*PROBLEM TO WORK ON*:
Read the lines below and count those that have the word "open". Respond with the number only.

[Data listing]
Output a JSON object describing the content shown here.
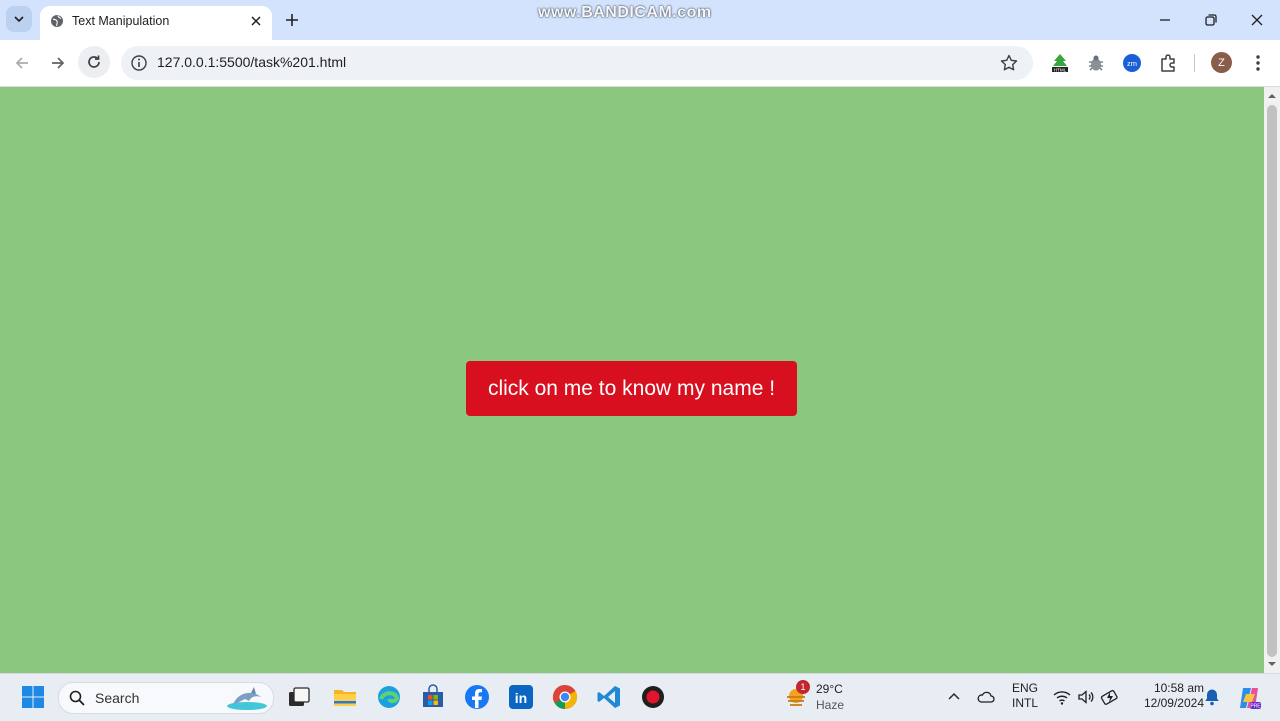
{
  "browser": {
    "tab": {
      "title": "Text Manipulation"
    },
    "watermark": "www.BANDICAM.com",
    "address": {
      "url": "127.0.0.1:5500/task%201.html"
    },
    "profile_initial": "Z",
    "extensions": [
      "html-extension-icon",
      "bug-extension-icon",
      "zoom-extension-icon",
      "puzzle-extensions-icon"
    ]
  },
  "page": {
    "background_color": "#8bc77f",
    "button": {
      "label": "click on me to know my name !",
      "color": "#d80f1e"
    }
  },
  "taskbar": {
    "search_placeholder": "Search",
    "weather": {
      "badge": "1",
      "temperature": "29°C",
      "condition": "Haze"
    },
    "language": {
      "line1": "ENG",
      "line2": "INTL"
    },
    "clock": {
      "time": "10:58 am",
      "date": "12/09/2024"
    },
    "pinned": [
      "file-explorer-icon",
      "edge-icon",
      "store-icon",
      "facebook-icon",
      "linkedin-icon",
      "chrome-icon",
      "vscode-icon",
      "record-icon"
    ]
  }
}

...

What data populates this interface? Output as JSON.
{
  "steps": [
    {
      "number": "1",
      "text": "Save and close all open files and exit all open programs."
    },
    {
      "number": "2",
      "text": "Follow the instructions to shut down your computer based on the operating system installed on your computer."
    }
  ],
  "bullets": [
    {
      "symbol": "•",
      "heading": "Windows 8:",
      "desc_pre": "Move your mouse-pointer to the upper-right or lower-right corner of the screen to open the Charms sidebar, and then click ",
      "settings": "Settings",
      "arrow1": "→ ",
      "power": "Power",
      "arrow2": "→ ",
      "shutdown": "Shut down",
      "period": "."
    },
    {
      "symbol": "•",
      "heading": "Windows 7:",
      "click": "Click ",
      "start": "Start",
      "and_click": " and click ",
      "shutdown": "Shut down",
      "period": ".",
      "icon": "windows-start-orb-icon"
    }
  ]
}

*TASK SOLUTION*:
2